▸ **WHAT TO WORK ON**
Strip the pictures and reproduce the rest of the listing exactly.

Collection entries:
+--
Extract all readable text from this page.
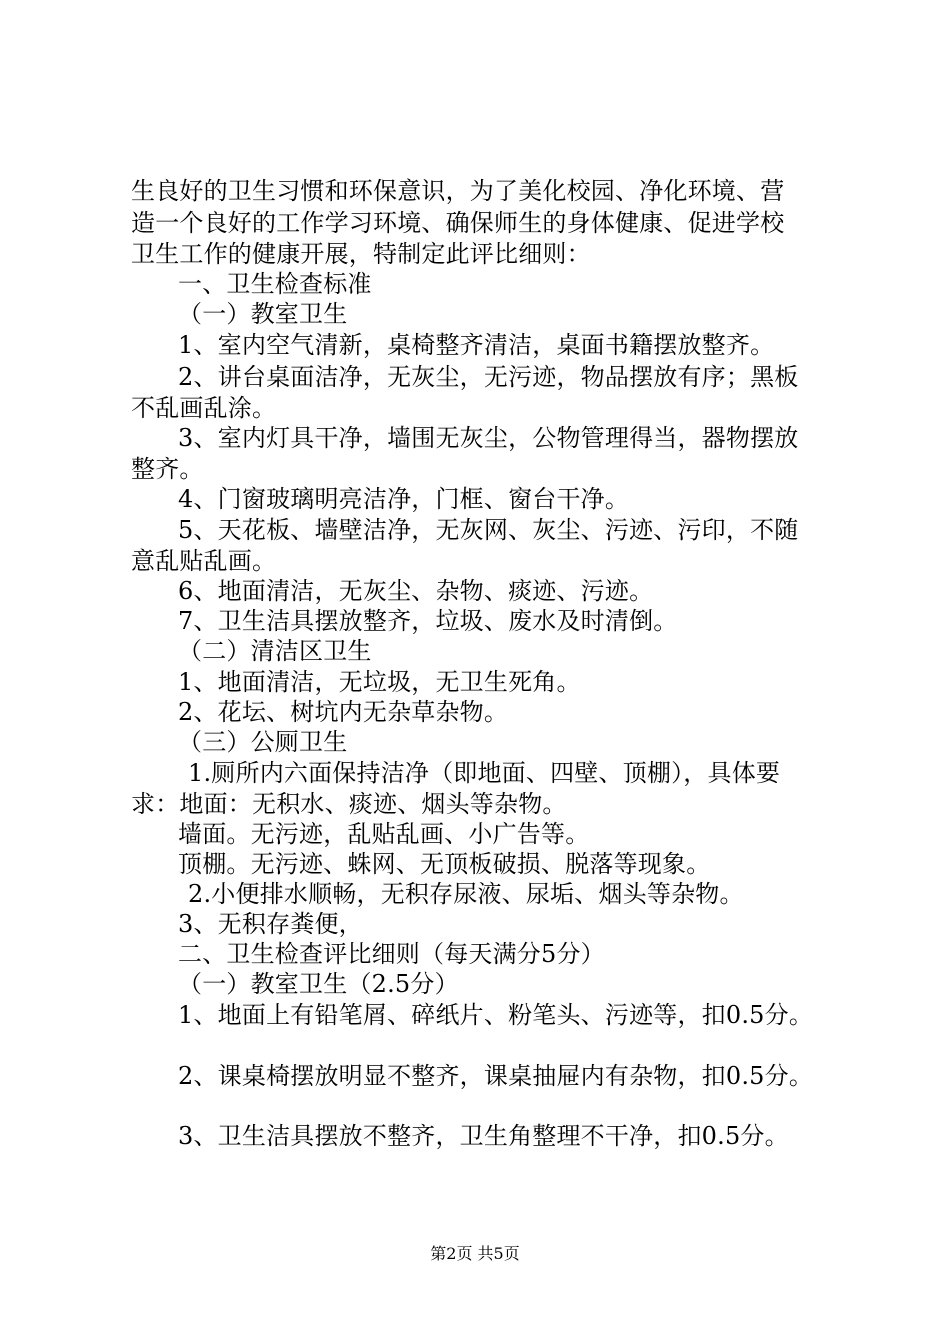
生良好的卫生习惯和环保意识，为了美化校园、净化环境、营
造一个良好的工作学习环境、确保师生的身体健康、促进学校
卫生工作的健康开展，特制定此评比细则：
一、卫生检查标准
（一）教室卫生
1、室内空气清新，桌椅整齐清洁，桌面书籍摆放整齐。
2、讲台桌面洁净，无灰尘，无污迹，物品摆放有序；黑板
不乱画乱涂。
3、室内灯具干净，墙围无灰尘，公物管理得当，器物摆放
整齐。
4、门窗玻璃明亮洁净，门框、窗台干净。
5、天花板、墙壁洁净，无灰网、灰尘、污迹、污印，不随
意乱贴乱画。
6、地面清洁，无灰尘、杂物、痰迹、污迹。
7、卫生洁具摆放整齐，垃圾、废水及时清倒。
（二）清洁区卫生
1、地面清洁，无垃圾，无卫生死角。
2、花坛、树坑内无杂草杂物。
（三）公厕卫生
1.厕所内六面保持洁净（即地面、四壁、顶棚），具体要
求：地面：无积水、痰迹、烟头等杂物。
墙面。无污迹，乱贴乱画、小广告等。
顶棚。无污迹、蛛网、无顶板破损、脱落等现象。
2.小便排水顺畅，无积存尿液、尿垢、烟头等杂物。
3、无积存粪便，
二、卫生检查评比细则（每天满分5分）
（一）教室卫生（2.5分）
1、地面上有铅笔屑、碎纸片、粉笔头、污迹等，扣0.5分。
2、课桌椅摆放明显不整齐，课桌抽屉内有杂物，扣0.5分。
3、卫生洁具摆放不整齐，卫生角整理不干净，扣0.5分。
第2页 共5页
+--
▸ **WRITTEN SOLUTION**
Extract all readable text from this page.
生良好的卫生习惯和环保意识，为了美化校园、净化环境、营
造一个良好的工作学习环境、确保师生的身体健康、促进学校
卫生工作的健康开展，特制定此评比细则：
一、卫生检查标准
（一）教室卫生
1、室内空气清新，桌椅整齐清洁，桌面书籍摆放整齐。
2、讲台桌面洁净，无灰尘，无污迹，物品摆放有序；黑板
不乱画乱涂。
3、室内灯具干净，墙围无灰尘，公物管理得当，器物摆放
整齐。
4、门窗玻璃明亮洁净，门框、窗台干净。
5、天花板、墙壁洁净，无灰网、灰尘、污迹、污印，不随
意乱贴乱画。
6、地面清洁，无灰尘、杂物、痰迹、污迹。
7、卫生洁具摆放整齐，垃圾、废水及时清倒。
（二）清洁区卫生
1、地面清洁，无垃圾，无卫生死角。
2、花坛、树坑内无杂草杂物。
（三）公厕卫生
1.厕所内六面保持洁净（即地面、四壁、顶棚），具体要
求：地面：无积水、痰迹、烟头等杂物。
墙面。无污迹，乱贴乱画、小广告等。
顶棚。无污迹、蛛网、无顶板破损、脱落等现象。
2.小便排水顺畅，无积存尿液、尿垢、烟头等杂物。
3、无积存粪便，
二、卫生检查评比细则（每天满分5分）
（一）教室卫生（2.5分）
1、地面上有铅笔屑、碎纸片、粉笔头、污迹等，扣0.5分。
2、课桌椅摆放明显不整齐，课桌抽屉内有杂物，扣0.5分。
3、卫生洁具摆放不整齐，卫生角整理不干净，扣0.5分。
第2页 共5页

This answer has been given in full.